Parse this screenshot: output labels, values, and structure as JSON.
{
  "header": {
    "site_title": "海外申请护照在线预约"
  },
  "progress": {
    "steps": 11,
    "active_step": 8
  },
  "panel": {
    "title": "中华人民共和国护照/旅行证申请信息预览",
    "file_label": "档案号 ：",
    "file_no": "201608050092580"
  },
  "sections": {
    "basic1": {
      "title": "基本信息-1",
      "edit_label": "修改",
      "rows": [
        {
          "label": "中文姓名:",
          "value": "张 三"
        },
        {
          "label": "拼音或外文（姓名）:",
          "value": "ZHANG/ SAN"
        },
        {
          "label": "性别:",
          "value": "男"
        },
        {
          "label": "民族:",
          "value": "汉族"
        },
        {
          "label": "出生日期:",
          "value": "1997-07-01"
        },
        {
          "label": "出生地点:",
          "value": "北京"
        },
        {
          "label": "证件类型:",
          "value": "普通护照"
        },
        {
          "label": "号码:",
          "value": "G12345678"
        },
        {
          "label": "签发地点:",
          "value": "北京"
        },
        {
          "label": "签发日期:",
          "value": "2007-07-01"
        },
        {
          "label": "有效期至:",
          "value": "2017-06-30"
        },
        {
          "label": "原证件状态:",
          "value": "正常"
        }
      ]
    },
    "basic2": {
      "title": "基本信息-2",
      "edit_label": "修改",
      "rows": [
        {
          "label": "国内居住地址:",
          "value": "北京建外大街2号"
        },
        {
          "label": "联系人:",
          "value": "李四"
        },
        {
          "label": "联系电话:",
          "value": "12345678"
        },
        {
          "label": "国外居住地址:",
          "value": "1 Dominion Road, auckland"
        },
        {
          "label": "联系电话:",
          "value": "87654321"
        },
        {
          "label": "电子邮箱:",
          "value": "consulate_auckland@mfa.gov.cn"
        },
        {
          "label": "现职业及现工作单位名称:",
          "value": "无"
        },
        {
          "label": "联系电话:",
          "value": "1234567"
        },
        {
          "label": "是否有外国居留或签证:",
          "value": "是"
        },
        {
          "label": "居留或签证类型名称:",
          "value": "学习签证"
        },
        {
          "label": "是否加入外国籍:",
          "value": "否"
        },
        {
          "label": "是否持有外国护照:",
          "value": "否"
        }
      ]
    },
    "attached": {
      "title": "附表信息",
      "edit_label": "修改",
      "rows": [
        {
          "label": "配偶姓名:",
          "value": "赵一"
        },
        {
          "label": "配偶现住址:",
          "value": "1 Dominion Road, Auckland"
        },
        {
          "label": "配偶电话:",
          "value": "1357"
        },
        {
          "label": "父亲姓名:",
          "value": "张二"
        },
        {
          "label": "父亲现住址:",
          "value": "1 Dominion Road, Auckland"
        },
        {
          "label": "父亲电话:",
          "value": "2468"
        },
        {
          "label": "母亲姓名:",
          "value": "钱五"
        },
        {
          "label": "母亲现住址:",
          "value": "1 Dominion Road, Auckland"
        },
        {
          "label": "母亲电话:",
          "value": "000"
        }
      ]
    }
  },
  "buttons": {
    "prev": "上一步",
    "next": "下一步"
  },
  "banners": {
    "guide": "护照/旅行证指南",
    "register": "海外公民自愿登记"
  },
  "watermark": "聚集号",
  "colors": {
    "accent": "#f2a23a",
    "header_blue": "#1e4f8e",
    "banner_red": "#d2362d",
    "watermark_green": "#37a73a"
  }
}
_ _ _ _ _
| EXERCISE DESCRIPTION |
Can you reproduce all the material exactly?

| TASK ANSWER |
Parse this screenshot: output labels, values, and structure as JSON.
{
  "header": {
    "site_title": "海外申请护照在线预约"
  },
  "progress": {
    "steps": 11,
    "active_step": 8
  },
  "panel": {
    "title": "中华人民共和国护照/旅行证申请信息预览",
    "file_label": "档案号 ：",
    "file_no": "201608050092580"
  },
  "sections": {
    "basic1": {
      "title": "基本信息-1",
      "edit_label": "修改",
      "rows": [
        {
          "label": "中文姓名:",
          "value": "张 三"
        },
        {
          "label": "拼音或外文（姓名）:",
          "value": "ZHANG/ SAN"
        },
        {
          "label": "性别:",
          "value": "男"
        },
        {
          "label": "民族:",
          "value": "汉族"
        },
        {
          "label": "出生日期:",
          "value": "1997-07-01"
        },
        {
          "label": "出生地点:",
          "value": "北京"
        },
        {
          "label": "证件类型:",
          "value": "普通护照"
        },
        {
          "label": "号码:",
          "value": "G12345678"
        },
        {
          "label": "签发地点:",
          "value": "北京"
        },
        {
          "label": "签发日期:",
          "value": "2007-07-01"
        },
        {
          "label": "有效期至:",
          "value": "2017-06-30"
        },
        {
          "label": "原证件状态:",
          "value": "正常"
        }
      ]
    },
    "basic2": {
      "title": "基本信息-2",
      "edit_label": "修改",
      "rows": [
        {
          "label": "国内居住地址:",
          "value": "北京建外大街2号"
        },
        {
          "label": "联系人:",
          "value": "李四"
        },
        {
          "label": "联系电话:",
          "value": "12345678"
        },
        {
          "label": "国外居住地址:",
          "value": "1 Dominion Road, auckland"
        },
        {
          "label": "联系电话:",
          "value": "87654321"
        },
        {
          "label": "电子邮箱:",
          "value": "consulate_auckland@mfa.gov.cn"
        },
        {
          "label": "现职业及现工作单位名称:",
          "value": "无"
        },
        {
          "label": "联系电话:",
          "value": "1234567"
        },
        {
          "label": "是否有外国居留或签证:",
          "value": "是"
        },
        {
          "label": "居留或签证类型名称:",
          "value": "学习签证"
        },
        {
          "label": "是否加入外国籍:",
          "value": "否"
        },
        {
          "label": "是否持有外国护照:",
          "value": "否"
        }
      ]
    },
    "attached": {
      "title": "附表信息",
      "edit_label": "修改",
      "rows": [
        {
          "label": "配偶姓名:",
          "value": "赵一"
        },
        {
          "label": "配偶现住址:",
          "value": "1 Dominion Road, Auckland"
        },
        {
          "label": "配偶电话:",
          "value": "1357"
        },
        {
          "label": "父亲姓名:",
          "value": "张二"
        },
        {
          "label": "父亲现住址:",
          "value": "1 Dominion Road, Auckland"
        },
        {
          "label": "父亲电话:",
          "value": "2468"
        },
        {
          "label": "母亲姓名:",
          "value": "钱五"
        },
        {
          "label": "母亲现住址:",
          "value": "1 Dominion Road, Auckland"
        },
        {
          "label": "母亲电话:",
          "value": "000"
        }
      ]
    }
  },
  "buttons": {
    "prev": "上一步",
    "next": "下一步"
  },
  "banners": {
    "guide": "护照/旅行证指南",
    "register": "海外公民自愿登记"
  },
  "watermark": "聚集号",
  "colors": {
    "accent": "#f2a23a",
    "header_blue": "#1e4f8e",
    "banner_red": "#d2362d",
    "watermark_green": "#37a73a"
  }
}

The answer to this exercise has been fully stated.